Where a line below holds the string "местный", copy that line.

+ + + + + + +

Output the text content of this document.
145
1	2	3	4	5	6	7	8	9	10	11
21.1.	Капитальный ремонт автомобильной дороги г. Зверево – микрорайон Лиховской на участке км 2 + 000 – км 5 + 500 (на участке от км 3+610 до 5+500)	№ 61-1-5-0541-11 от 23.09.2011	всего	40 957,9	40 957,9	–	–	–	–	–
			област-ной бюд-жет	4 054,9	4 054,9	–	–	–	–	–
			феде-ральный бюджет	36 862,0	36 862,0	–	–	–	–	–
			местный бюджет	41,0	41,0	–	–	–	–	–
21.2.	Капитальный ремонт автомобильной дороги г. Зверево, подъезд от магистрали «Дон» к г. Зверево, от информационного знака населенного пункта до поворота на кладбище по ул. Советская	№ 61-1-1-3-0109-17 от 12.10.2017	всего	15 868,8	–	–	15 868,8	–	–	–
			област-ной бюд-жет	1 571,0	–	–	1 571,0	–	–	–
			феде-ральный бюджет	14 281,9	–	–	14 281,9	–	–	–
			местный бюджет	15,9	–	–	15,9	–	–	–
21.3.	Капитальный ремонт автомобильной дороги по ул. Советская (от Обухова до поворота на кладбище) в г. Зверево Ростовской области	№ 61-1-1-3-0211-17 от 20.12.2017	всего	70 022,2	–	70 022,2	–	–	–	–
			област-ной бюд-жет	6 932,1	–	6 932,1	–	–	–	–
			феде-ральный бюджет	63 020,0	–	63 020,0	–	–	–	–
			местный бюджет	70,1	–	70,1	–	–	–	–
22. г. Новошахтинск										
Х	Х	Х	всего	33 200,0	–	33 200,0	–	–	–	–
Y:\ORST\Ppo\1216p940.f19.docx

+ + + + + + +

Solution to this task:
			местный бюджет	41,0	41,0	–	–	–	–	–
			местный бюджет	15,9	–	–	15,9	–	–	–
			местный бюджет	70,1	–	70,1	–	–	–	–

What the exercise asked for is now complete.